Extract all lines that hold the string "text".
-------- DATA FOR THIS TASK --------
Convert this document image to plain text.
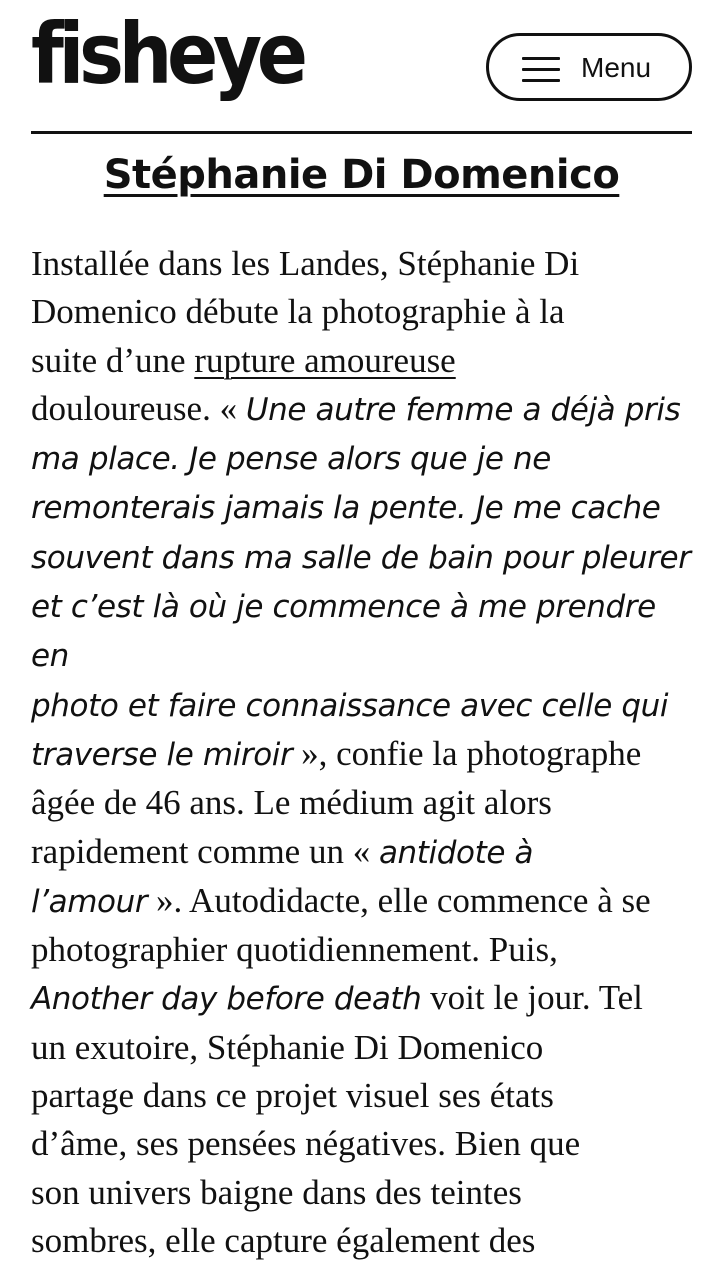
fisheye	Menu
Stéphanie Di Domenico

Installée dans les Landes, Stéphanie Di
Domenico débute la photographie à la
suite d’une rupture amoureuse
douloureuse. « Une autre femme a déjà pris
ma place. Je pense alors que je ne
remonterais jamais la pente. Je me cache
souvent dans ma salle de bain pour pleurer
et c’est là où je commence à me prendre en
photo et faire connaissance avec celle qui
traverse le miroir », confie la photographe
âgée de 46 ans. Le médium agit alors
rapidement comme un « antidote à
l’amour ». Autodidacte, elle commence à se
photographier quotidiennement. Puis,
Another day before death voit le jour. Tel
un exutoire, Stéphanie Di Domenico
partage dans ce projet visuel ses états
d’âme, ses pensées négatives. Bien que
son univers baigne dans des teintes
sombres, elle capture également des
--------
-------- DATA FOR THIS TASK --------
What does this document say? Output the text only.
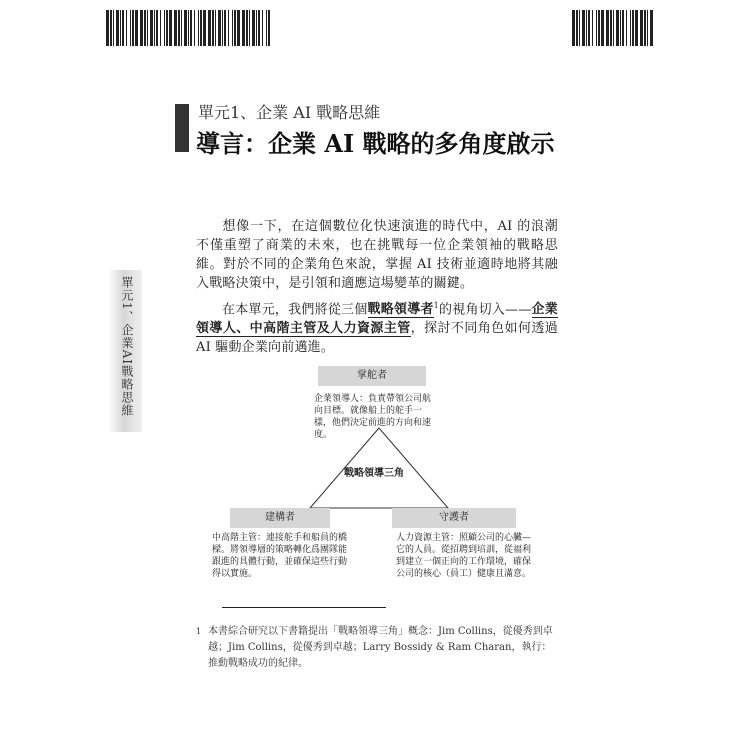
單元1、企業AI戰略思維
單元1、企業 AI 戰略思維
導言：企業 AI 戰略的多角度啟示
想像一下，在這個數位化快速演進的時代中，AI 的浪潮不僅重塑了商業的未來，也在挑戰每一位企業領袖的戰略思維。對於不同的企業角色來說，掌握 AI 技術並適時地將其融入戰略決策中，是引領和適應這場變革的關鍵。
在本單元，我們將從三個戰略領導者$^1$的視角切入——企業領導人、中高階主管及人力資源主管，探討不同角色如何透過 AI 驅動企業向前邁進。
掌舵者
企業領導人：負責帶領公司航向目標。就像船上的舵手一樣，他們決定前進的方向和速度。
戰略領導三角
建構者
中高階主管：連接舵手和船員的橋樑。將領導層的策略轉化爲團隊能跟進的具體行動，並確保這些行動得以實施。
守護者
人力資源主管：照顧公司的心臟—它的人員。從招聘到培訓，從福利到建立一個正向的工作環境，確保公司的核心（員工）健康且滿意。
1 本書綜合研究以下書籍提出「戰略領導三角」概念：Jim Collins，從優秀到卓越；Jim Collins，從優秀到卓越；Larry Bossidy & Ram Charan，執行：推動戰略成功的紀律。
--------
-------- DATA FOR THIS TASK --------
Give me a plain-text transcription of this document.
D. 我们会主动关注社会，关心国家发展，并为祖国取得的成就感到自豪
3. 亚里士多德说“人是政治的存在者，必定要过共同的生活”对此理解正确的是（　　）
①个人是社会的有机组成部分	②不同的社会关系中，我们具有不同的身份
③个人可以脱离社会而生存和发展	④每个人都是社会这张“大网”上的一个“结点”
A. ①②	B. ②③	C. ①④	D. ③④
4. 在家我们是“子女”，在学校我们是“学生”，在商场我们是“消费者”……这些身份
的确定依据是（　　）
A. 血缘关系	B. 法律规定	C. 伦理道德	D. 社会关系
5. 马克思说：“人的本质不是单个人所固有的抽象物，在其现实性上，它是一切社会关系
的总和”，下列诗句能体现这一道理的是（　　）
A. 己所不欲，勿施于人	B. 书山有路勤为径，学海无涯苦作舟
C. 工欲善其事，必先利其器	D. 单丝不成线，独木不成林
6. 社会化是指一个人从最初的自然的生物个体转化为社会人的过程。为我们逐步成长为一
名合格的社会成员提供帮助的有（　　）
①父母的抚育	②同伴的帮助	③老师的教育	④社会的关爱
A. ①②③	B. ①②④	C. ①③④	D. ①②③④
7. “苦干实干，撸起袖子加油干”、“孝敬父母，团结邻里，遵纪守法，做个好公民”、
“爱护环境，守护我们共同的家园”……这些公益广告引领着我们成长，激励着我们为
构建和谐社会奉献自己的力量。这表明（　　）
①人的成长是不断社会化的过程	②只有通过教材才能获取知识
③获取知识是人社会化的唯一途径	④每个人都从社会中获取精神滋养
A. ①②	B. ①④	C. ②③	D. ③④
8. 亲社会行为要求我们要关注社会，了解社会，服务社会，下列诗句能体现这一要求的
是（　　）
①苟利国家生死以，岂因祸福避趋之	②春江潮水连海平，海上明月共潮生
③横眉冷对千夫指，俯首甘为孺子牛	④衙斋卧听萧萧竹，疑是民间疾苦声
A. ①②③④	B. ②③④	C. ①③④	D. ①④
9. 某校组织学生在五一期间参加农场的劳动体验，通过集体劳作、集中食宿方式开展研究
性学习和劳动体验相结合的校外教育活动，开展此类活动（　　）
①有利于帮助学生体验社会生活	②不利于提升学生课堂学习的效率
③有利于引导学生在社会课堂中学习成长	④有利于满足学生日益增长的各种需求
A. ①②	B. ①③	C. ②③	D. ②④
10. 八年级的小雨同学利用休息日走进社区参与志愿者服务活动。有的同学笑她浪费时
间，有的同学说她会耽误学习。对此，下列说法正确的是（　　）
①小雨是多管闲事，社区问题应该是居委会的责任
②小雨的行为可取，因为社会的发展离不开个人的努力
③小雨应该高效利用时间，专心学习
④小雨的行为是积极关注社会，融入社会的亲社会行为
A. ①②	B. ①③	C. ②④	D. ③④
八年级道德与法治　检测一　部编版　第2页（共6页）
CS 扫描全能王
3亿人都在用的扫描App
--------
**PROBLEM SOLUTION**
Convert this document image to plain text.
What does this document say? Output the text only.
Give me a plain-text transcription of this document.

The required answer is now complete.